**What is needed**
Records follow. Pull out every line that contains "単純移動平均".

start Provided records

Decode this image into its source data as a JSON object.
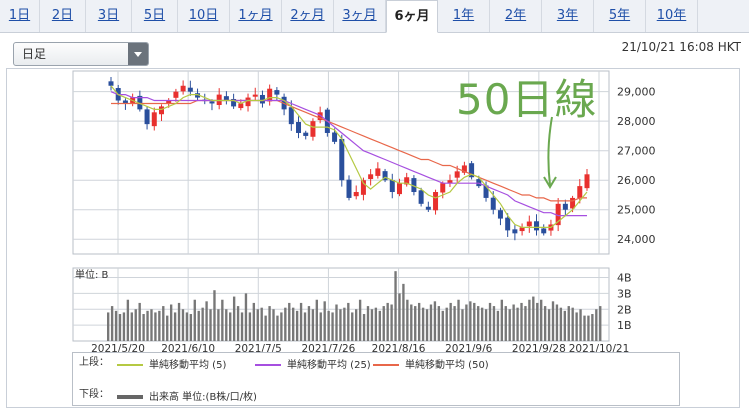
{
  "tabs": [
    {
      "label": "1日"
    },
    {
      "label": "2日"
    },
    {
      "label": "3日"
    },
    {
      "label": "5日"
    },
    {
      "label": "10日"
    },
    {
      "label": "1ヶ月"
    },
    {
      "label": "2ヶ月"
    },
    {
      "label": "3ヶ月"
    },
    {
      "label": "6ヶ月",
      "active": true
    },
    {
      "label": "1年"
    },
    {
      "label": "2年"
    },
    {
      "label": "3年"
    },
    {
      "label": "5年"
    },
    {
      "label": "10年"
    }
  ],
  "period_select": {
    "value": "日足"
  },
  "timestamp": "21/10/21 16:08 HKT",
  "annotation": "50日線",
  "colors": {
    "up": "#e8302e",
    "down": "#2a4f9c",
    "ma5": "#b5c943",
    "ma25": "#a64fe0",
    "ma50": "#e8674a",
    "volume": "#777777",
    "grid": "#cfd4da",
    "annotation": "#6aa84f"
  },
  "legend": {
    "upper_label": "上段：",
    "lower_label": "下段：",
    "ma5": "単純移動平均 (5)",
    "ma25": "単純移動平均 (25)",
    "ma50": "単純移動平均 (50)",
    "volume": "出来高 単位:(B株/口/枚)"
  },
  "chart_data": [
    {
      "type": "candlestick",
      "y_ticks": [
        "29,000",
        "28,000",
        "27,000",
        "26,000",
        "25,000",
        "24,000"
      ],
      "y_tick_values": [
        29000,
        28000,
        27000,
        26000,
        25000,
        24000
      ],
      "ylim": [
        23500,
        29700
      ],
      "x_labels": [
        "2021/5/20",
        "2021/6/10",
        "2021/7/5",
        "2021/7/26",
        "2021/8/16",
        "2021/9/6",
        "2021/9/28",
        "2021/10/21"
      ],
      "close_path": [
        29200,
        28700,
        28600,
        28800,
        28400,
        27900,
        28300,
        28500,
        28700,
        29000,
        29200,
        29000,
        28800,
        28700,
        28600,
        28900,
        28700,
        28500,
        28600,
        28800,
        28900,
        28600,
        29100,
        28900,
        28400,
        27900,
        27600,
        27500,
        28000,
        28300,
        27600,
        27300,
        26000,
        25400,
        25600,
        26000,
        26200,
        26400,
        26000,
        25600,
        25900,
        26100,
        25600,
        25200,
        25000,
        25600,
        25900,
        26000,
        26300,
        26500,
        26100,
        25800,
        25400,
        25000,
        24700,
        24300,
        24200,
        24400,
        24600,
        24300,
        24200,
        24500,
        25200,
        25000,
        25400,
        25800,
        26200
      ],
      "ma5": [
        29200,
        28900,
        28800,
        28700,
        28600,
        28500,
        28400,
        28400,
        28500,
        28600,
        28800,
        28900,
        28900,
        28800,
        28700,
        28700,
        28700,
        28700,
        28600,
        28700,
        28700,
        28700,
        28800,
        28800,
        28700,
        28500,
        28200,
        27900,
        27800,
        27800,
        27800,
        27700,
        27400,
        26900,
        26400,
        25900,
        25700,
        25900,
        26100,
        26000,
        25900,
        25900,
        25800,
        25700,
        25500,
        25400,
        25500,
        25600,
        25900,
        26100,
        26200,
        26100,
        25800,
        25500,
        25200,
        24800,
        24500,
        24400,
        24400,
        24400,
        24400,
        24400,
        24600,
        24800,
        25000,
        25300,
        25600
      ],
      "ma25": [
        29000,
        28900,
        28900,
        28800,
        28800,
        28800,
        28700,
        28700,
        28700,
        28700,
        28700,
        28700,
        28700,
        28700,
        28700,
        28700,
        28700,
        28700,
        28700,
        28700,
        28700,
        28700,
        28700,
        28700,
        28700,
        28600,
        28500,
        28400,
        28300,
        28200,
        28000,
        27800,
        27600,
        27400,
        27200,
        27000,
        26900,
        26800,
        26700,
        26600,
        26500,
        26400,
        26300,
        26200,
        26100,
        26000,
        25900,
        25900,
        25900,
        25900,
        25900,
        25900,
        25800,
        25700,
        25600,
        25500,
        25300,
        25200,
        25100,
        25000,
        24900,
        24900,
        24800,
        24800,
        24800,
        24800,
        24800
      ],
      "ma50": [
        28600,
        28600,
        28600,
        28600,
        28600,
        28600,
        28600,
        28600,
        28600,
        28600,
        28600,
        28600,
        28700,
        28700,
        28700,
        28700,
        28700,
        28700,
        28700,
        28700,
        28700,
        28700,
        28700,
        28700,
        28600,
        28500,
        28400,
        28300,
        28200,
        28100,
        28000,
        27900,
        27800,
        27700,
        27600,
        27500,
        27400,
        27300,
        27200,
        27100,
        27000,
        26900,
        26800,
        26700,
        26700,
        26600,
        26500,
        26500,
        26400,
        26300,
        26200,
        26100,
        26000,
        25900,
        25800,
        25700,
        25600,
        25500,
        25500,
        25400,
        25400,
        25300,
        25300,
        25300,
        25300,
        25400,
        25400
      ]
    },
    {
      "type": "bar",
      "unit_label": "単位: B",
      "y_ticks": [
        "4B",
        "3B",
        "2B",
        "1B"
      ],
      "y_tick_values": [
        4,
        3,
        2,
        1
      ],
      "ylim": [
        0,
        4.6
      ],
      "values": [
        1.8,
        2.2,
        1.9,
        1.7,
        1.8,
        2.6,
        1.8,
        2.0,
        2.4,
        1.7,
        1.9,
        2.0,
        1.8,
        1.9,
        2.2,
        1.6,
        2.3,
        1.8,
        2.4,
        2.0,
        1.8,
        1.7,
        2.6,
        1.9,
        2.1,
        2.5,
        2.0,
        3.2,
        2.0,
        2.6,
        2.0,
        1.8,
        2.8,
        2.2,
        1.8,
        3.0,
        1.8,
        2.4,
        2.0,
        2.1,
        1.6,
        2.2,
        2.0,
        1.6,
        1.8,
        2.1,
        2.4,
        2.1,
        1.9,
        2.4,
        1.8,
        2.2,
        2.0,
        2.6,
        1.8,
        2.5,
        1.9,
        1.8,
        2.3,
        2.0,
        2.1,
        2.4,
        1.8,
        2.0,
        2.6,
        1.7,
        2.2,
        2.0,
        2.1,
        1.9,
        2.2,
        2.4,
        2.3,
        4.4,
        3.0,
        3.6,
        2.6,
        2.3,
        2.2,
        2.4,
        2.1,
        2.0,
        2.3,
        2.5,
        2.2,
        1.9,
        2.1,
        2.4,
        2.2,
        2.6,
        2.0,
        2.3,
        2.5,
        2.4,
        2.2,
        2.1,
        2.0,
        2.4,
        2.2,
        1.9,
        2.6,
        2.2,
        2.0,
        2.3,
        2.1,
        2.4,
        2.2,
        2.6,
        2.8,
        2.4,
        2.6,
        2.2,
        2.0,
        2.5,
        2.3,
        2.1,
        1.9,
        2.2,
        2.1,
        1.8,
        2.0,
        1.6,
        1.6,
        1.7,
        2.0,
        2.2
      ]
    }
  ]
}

end Provided records

**Solution to the exercise**
    "ma5": "単純移動平均 (5)",
    "ma25": "単純移動平均 (25)",
    "ma50": "単純移動平均 (50)",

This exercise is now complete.